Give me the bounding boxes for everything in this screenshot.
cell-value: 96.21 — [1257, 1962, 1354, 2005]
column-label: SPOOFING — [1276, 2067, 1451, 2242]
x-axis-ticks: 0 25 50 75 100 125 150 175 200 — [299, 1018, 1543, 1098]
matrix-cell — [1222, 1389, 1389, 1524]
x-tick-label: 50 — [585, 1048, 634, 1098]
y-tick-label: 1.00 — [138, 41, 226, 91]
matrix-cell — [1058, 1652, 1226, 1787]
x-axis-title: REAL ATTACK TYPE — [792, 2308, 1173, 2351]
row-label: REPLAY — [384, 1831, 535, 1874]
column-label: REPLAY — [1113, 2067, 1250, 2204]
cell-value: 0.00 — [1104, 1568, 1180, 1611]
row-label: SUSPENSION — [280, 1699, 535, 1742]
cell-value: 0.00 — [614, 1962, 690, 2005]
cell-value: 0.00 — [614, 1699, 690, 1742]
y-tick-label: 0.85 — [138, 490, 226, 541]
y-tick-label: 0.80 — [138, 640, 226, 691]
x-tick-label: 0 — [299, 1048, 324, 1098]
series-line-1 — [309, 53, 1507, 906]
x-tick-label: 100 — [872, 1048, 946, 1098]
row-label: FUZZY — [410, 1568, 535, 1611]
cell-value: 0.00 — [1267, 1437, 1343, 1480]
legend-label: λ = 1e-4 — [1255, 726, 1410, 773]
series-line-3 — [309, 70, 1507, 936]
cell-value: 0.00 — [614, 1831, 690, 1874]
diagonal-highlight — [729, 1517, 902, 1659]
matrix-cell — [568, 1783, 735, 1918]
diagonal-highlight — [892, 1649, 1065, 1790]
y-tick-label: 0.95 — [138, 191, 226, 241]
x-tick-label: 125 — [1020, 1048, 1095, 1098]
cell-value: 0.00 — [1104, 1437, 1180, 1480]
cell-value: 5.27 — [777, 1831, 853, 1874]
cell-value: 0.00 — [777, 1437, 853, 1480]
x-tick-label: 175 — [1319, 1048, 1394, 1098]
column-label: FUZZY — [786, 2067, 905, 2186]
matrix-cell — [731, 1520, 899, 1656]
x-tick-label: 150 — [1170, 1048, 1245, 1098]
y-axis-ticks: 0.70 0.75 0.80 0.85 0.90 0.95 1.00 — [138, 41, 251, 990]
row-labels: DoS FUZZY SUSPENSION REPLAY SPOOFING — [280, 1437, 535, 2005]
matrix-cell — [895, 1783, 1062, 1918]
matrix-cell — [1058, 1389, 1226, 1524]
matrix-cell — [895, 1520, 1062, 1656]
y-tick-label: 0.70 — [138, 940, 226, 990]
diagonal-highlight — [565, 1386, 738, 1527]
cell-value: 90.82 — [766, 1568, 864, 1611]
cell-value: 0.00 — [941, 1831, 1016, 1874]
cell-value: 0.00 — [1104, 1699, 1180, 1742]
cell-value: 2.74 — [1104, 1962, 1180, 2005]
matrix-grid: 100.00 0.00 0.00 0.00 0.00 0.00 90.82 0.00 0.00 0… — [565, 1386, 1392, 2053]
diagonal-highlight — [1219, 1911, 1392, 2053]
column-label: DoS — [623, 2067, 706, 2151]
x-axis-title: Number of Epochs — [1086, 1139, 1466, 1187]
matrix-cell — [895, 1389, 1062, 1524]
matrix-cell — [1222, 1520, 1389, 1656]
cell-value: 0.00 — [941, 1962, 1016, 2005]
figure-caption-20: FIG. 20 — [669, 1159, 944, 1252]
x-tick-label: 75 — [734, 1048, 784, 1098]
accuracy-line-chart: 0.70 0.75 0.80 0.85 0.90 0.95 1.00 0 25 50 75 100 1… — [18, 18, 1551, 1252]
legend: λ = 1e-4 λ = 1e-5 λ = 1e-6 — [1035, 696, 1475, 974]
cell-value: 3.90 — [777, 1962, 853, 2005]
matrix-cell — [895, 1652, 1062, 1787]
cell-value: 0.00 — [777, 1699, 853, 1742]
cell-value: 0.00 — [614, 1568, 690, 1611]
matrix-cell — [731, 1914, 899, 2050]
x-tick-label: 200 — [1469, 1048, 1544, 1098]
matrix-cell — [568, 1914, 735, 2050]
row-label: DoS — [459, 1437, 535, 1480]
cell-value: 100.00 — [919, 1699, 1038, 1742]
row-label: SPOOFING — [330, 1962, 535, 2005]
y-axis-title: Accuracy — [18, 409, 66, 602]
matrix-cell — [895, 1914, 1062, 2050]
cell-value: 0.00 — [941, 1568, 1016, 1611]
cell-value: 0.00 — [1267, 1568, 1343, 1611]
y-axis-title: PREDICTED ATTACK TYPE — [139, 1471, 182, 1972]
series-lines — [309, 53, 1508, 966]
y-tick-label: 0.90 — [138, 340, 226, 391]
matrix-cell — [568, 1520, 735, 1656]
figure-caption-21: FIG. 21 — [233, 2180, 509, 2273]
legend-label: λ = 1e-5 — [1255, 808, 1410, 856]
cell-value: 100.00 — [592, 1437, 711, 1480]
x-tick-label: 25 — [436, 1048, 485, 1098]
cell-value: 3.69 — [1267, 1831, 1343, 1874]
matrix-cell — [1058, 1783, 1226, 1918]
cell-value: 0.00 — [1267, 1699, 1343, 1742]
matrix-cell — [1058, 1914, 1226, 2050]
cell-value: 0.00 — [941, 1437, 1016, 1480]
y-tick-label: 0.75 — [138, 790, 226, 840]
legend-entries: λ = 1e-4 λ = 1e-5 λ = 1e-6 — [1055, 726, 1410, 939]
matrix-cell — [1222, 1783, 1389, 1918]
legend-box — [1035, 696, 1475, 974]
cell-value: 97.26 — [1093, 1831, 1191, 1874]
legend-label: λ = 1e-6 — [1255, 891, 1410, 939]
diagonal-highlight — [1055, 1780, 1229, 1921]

• Problem statement: Pull out every line in the records above that contains the string "REPLAY".

• Response below:
row-label: REPLAY — [384, 1831, 535, 1874]
column-label: REPLAY — [1113, 2067, 1250, 2204]
row-labels: DoS FUZZY SUSPENSION REPLAY SPOOFING — [280, 1437, 535, 2005]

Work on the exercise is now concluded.